DATA FOR THE TASK:
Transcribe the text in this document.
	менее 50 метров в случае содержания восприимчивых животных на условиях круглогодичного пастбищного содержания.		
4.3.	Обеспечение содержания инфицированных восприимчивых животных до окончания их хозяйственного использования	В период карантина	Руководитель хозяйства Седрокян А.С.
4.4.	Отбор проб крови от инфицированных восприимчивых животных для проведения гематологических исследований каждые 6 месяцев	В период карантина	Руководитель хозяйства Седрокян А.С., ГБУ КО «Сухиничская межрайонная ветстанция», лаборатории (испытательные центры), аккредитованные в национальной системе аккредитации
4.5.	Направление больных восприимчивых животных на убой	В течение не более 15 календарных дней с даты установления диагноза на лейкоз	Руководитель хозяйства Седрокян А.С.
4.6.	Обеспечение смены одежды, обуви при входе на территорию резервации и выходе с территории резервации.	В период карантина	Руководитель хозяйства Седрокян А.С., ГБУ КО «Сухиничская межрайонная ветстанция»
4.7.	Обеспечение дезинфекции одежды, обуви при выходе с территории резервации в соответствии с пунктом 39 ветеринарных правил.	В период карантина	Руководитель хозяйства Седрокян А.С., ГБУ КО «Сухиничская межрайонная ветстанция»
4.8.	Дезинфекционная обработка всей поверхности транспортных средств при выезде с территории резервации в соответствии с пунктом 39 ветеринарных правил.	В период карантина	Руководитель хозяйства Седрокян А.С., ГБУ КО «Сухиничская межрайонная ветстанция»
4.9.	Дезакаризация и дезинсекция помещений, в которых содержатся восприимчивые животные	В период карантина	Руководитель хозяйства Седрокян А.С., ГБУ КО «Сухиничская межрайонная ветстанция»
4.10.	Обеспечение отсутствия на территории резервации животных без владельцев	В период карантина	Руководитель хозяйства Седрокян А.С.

WRITTEN REQUEST: Your task is to repeat the data exactly, with nothing left out.

WORKED ANSWER:
Transcribe the text in this document.
	менее 50 метров в случае содержания восприимчивых животных на условиях круглогодичного пастбищного содержания.		
4.3.	Обеспечение содержания инфицированных восприимчивых животных до окончания их хозяйственного использования	В период карантина	Руководитель хозяйства Седрокян А.С.
4.4.	Отбор проб крови от инфицированных восприимчивых животных для проведения гематологических исследований каждые 6 месяцев	В период карантина	Руководитель хозяйства Седрокян А.С., ГБУ КО «Сухиничская межрайонная ветстанция», лаборатории (испытательные центры), аккредитованные в национальной системе аккредитации
4.5.	Направление больных восприимчивых животных на убой	В течение не более 15 календарных дней с даты установления диагноза на лейкоз	Руководитель хозяйства Седрокян А.С.
4.6.	Обеспечение смены одежды, обуви при входе на территорию резервации и выходе с территории резервации.	В период карантина	Руководитель хозяйства Седрокян А.С., ГБУ КО «Сухиничская межрайонная ветстанция»
4.7.	Обеспечение дезинфекции одежды, обуви при выходе с территории резервации в соответствии с пунктом 39 ветеринарных правил.	В период карантина	Руководитель хозяйства Седрокян А.С., ГБУ КО «Сухиничская межрайонная ветстанция»
4.8.	Дезинфекционная обработка всей поверхности транспортных средств при выезде с территории резервации в соответствии с пунктом 39 ветеринарных правил.	В период карантина	Руководитель хозяйства Седрокян А.С., ГБУ КО «Сухиничская межрайонная ветстанция»
4.9.	Дезакаризация и дезинсекция помещений, в которых содержатся восприимчивые животные	В период карантина	Руководитель хозяйства Седрокян А.С., ГБУ КО «Сухиничская межрайонная ветстанция»
4.10.	Обеспечение отсутствия на территории резервации животных без владельцев	В период карантина	Руководитель хозяйства Седрокян А.С.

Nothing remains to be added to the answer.